Work to complete:
• A. Copy the 26th March entry from "Died: Bishop Brian" to "of Saxony, 809.".
• B. Using the 26th March entry, say whether each statement agrees with it. Answer yes or no and quote the deciding words. (i) Conrad Gesner was born in Zurich in 1516. (ii) All the fires in Rome are still lighted anew from the holy fire. (iii) Sir John Vanbrugh died in Paris.
• C. Answer these questions from the 26th March entry:
(i) In what year and place did William Courten die?
(ii) Besides Bishop of Munster, what title is given to St. Ludger?
(iii) Where is the light for the candles and the charcoal struck from a flint?

Excerpted passage:
◆ ◆ ◆ ◆

26th March

Born: Conrad Gesner, eminent scholar and naturalist, 1516, Zurich; William Wollaston, author of The Religion of Nature Delineated, 1659, Coton Clanford, Staffordshire; George Joseph Bell, writer on law and jurisprudence, 1770, Fountainbridge, Edinburgh.

Died: Bishop Brian Duppa, 1662, Richmond; William Courten, traveller and virtuoso, 1702, Kensington; Sir John Vanbrugh, architect and dramatist, 1726, Whitehall; C. P. Duclos, French romance writer, 1772, Paris; John Mitchell Kemble, Anglo-Saxon scholar and historian, 1857; John Seaward, engineer, 1858.

Feast Day: St. Braulio, Bishop of Saragossa, 646. St. Ludger, Bishop of Munster, Apostle of Saxony, 809.

HOLY SATURDAY IN ROME

On the reading of a particular passage in the service of the Sistine Chapel, which takes place about half-past eleven o'clock, the bells of St. Peter's are rung, the guns of St. Angelo are fired, and all the bells in the city immediately break forth, as if rejoicing in their renewed liberty of ringing. This day, at St. Peter's, the only ceremony that need be noticed is the blessing of the fire and the paschal candle. For this purpose, new fire, as it is called, is employed. At the beginning of mass, a light, from which the candles and the charcoal for the incense is enkindled, is struck from a flint in the sacristy, where the chief sacristan privately blesses the water, the fire, and the five grains of incense which are to be fixed in the paschal candle. Formerly, all the fires in Rome were lighted anew from this holy fire, but this is no longer the case. After the service, the cardinal vicar proceeds to the baptistry of St. Peter's; there having blessed and exorcised the water for baptism, and dipped into the paschal candle, concludes by sprinkling some of the water on the people. Catechumens are afterwards baptized, and deacons and priests are ordained, and the tonsure is given.

◆ ◆ ◆ ◆

Data lines:
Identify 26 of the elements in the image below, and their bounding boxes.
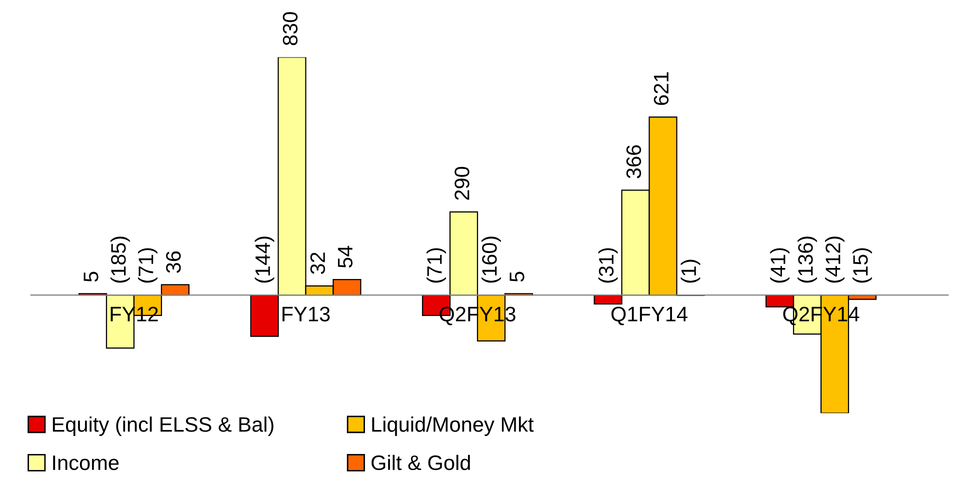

◆ ◆ ◆ ◆

Task results:
• A.
Died: Bishop Brian Duppa, 1662, Richmond; William Courten, traveller and virtuoso, 1702, Kensington; Sir John Vanbrugh, architect and dramatist, 1726, Whitehall; C. P. Duclos, French romance writer, 1772, Paris; John Mitchell Kemble, Anglo-Saxon scholar and historian, 1857; John Seaward, engineer, 1858.

Feast Day: St. Braulio, Bishop of Saragossa, 646. St. Ludger, Bishop of Munster, Apostle of Saxony, 809.

• B.
(i) Yes: "Conrad Gesner, eminent scholar and naturalist, 1516, Zurich"
(ii) No: "Formerly, all the fires in Rome were lighted anew from this holy fire, but this is no longer the case."
(iii) No: "Sir John Vanbrugh, architect and dramatist, 1726, Whitehall"

• C.
(i) 1702, Kensington
(ii) Apostle of Saxony
(iii) In the sacristy